Written problem
Only the number is wanted: how many lines contain "взаимодействии"?
:: Data supplied ::
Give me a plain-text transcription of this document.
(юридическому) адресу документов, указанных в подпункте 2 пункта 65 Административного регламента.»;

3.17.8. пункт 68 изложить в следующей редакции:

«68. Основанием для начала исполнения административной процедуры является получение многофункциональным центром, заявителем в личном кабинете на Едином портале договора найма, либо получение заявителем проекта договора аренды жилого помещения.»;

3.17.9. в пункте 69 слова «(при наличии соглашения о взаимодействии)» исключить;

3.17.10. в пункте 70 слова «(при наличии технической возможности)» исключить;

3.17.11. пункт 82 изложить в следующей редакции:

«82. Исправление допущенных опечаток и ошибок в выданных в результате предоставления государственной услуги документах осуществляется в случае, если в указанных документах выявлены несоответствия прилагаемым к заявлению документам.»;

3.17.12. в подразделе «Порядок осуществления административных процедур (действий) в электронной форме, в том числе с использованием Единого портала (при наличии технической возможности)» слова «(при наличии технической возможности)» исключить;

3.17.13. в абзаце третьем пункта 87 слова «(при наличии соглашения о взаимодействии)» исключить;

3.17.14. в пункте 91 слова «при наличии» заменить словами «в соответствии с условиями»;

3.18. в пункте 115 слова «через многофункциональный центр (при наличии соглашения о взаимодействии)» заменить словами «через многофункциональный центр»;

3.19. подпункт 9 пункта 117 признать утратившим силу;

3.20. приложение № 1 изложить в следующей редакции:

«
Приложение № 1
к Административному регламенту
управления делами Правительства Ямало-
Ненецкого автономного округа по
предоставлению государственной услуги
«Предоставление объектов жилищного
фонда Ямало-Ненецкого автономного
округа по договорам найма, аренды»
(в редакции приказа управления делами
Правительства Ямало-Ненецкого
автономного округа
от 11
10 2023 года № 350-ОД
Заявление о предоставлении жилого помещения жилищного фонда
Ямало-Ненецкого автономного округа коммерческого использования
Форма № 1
:::
Exercise solution
3